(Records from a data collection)
# # #

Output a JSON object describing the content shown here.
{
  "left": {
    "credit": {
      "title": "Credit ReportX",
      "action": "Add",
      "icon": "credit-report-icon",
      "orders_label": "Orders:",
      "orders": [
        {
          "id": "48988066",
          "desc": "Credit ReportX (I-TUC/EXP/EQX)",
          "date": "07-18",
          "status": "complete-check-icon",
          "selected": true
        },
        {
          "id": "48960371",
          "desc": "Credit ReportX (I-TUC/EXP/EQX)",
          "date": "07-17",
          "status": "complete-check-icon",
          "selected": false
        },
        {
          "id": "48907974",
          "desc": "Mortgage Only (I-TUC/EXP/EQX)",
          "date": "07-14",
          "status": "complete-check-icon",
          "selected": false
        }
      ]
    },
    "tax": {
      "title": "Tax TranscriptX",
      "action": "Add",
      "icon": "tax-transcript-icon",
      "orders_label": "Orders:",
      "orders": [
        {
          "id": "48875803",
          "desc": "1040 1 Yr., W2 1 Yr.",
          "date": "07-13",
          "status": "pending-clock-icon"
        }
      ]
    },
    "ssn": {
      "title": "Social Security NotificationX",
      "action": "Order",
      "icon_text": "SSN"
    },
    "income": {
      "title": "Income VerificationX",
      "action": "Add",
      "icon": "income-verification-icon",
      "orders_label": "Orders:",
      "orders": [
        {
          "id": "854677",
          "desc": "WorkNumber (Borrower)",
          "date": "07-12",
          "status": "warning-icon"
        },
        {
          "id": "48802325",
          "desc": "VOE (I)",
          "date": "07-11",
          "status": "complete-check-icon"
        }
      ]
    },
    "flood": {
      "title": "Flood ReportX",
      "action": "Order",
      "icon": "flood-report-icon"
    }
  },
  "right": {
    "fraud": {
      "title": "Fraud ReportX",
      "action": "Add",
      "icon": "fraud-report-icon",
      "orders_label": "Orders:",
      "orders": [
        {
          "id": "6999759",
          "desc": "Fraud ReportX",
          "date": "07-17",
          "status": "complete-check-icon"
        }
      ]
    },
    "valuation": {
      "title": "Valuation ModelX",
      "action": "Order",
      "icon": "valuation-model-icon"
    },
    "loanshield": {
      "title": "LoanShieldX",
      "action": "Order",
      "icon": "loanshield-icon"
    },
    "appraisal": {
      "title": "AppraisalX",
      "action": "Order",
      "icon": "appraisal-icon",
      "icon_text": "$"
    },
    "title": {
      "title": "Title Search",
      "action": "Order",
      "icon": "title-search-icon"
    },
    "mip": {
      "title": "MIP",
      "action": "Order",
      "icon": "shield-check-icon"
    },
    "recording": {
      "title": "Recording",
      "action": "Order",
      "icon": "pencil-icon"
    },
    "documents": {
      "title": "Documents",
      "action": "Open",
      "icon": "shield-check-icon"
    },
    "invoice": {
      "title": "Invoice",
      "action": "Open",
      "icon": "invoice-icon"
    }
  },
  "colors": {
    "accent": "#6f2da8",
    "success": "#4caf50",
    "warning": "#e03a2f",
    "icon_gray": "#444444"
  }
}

# # #

Set exercise.
Exactly as shown, repeat every record.

Task result.
Output a JSON object describing the content shown here.
{
  "left": {
    "credit": {
      "title": "Credit ReportX",
      "action": "Add",
      "icon": "credit-report-icon",
      "orders_label": "Orders:",
      "orders": [
        {
          "id": "48988066",
          "desc": "Credit ReportX (I-TUC/EXP/EQX)",
          "date": "07-18",
          "status": "complete-check-icon",
          "selected": true
        },
        {
          "id": "48960371",
          "desc": "Credit ReportX (I-TUC/EXP/EQX)",
          "date": "07-17",
          "status": "complete-check-icon",
          "selected": false
        },
        {
          "id": "48907974",
          "desc": "Mortgage Only (I-TUC/EXP/EQX)",
          "date": "07-14",
          "status": "complete-check-icon",
          "selected": false
        }
      ]
    },
    "tax": {
      "title": "Tax TranscriptX",
      "action": "Add",
      "icon": "tax-transcript-icon",
      "orders_label": "Orders:",
      "orders": [
        {
          "id": "48875803",
          "desc": "1040 1 Yr., W2 1 Yr.",
          "date": "07-13",
          "status": "pending-clock-icon"
        }
      ]
    },
    "ssn": {
      "title": "Social Security NotificationX",
      "action": "Order",
      "icon_text": "SSN"
    },
    "income": {
      "title": "Income VerificationX",
      "action": "Add",
      "icon": "income-verification-icon",
      "orders_label": "Orders:",
      "orders": [
        {
          "id": "854677",
          "desc": "WorkNumber (Borrower)",
          "date": "07-12",
          "status": "warning-icon"
        },
        {
          "id": "48802325",
          "desc": "VOE (I)",
          "date": "07-11",
          "status": "complete-check-icon"
        }
      ]
    },
    "flood": {
      "title": "Flood ReportX",
      "action": "Order",
      "icon": "flood-report-icon"
    }
  },
  "right": {
    "fraud": {
      "title": "Fraud ReportX",
      "action": "Add",
      "icon": "fraud-report-icon",
      "orders_label": "Orders:",
      "orders": [
        {
          "id": "6999759",
          "desc": "Fraud ReportX",
          "date": "07-17",
          "status": "complete-check-icon"
        }
      ]
    },
    "valuation": {
      "title": "Valuation ModelX",
      "action": "Order",
      "icon": "valuation-model-icon"
    },
    "loanshield": {
      "title": "LoanShieldX",
      "action": "Order",
      "icon": "loanshield-icon"
    },
    "appraisal": {
      "title": "AppraisalX",
      "action": "Order",
      "icon": "appraisal-icon",
      "icon_text": "$"
    },
    "title": {
      "title": "Title Search",
      "action": "Order",
      "icon": "title-search-icon"
    },
    "mip": {
      "title": "MIP",
      "action": "Order",
      "icon": "shield-check-icon"
    },
    "recording": {
      "title": "Recording",
      "action": "Order",
      "icon": "pencil-icon"
    },
    "documents": {
      "title": "Documents",
      "action": "Open",
      "icon": "shield-check-icon"
    },
    "invoice": {
      "title": "Invoice",
      "action": "Open",
      "icon": "invoice-icon"
    }
  },
  "colors": {
    "accent": "#6f2da8",
    "success": "#4caf50",
    "warning": "#e03a2f",
    "icon_gray": "#444444"
  }
}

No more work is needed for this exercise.